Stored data
·····

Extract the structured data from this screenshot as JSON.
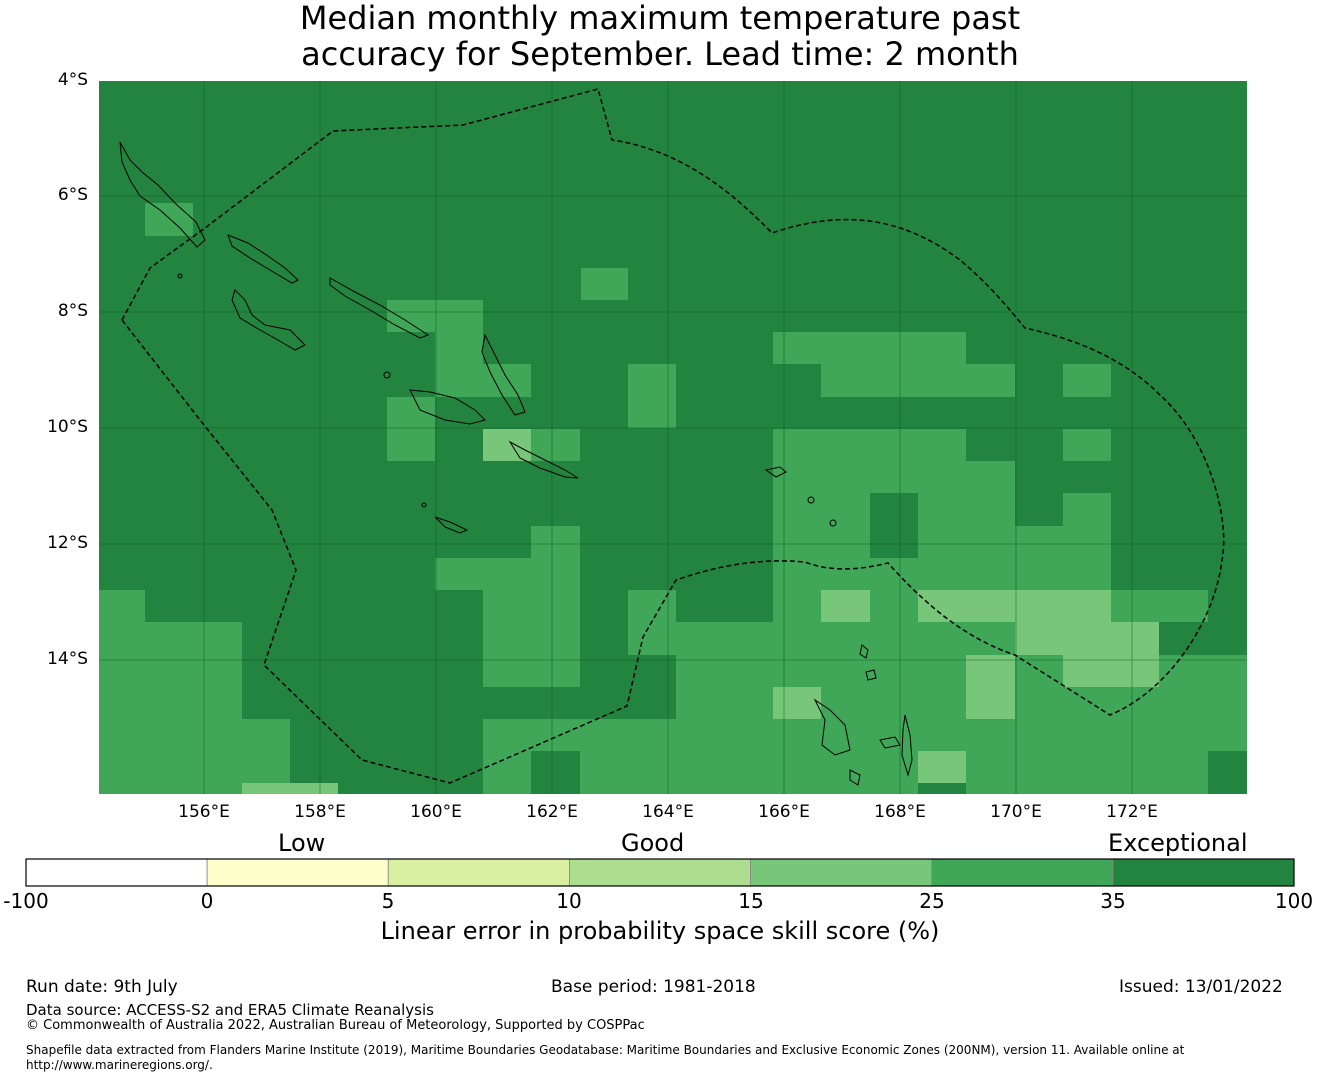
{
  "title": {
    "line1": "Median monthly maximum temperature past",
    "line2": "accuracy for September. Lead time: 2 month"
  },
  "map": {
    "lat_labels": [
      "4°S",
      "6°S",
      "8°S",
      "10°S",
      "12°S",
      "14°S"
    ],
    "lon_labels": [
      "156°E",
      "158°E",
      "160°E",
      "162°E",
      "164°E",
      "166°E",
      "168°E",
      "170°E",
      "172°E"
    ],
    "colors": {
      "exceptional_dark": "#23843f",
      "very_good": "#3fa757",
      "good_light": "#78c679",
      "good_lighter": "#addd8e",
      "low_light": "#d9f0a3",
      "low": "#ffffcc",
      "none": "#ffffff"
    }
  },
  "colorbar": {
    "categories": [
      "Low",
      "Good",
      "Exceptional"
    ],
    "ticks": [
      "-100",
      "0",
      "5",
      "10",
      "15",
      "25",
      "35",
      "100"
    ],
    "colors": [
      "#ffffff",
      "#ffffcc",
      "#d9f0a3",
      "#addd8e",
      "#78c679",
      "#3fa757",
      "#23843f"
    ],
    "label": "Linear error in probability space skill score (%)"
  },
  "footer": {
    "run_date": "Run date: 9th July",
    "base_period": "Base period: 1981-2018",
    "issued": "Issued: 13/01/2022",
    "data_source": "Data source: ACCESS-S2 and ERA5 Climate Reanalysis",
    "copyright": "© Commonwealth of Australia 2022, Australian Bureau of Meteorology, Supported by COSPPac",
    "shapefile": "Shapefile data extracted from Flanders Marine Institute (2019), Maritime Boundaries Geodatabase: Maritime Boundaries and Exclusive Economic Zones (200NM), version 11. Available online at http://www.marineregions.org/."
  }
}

·····

INSTRUCTIONS TO FOLLOW:
Transcribe all the records above word for word, without their images.

WRITTEN RESPONSE:
Extract the structured data from this screenshot as JSON.
{
  "title": {
    "line1": "Median monthly maximum temperature past",
    "line2": "accuracy for September. Lead time: 2 month"
  },
  "map": {
    "lat_labels": [
      "4°S",
      "6°S",
      "8°S",
      "10°S",
      "12°S",
      "14°S"
    ],
    "lon_labels": [
      "156°E",
      "158°E",
      "160°E",
      "162°E",
      "164°E",
      "166°E",
      "168°E",
      "170°E",
      "172°E"
    ],
    "colors": {
      "exceptional_dark": "#23843f",
      "very_good": "#3fa757",
      "good_light": "#78c679",
      "good_lighter": "#addd8e",
      "low_light": "#d9f0a3",
      "low": "#ffffcc",
      "none": "#ffffff"
    }
  },
  "colorbar": {
    "categories": [
      "Low",
      "Good",
      "Exceptional"
    ],
    "ticks": [
      "-100",
      "0",
      "5",
      "10",
      "15",
      "25",
      "35",
      "100"
    ],
    "colors": [
      "#ffffff",
      "#ffffcc",
      "#d9f0a3",
      "#addd8e",
      "#78c679",
      "#3fa757",
      "#23843f"
    ],
    "label": "Linear error in probability space skill score (%)"
  },
  "footer": {
    "run_date": "Run date: 9th July",
    "base_period": "Base period: 1981-2018",
    "issued": "Issued: 13/01/2022",
    "data_source": "Data source: ACCESS-S2 and ERA5 Climate Reanalysis",
    "copyright": "© Commonwealth of Australia 2022, Australian Bureau of Meteorology, Supported by COSPPac",
    "shapefile": "Shapefile data extracted from Flanders Marine Institute (2019), Maritime Boundaries Geodatabase: Maritime Boundaries and Exclusive Economic Zones (200NM), version 11. Available online at http://www.marineregions.org/."
  }
}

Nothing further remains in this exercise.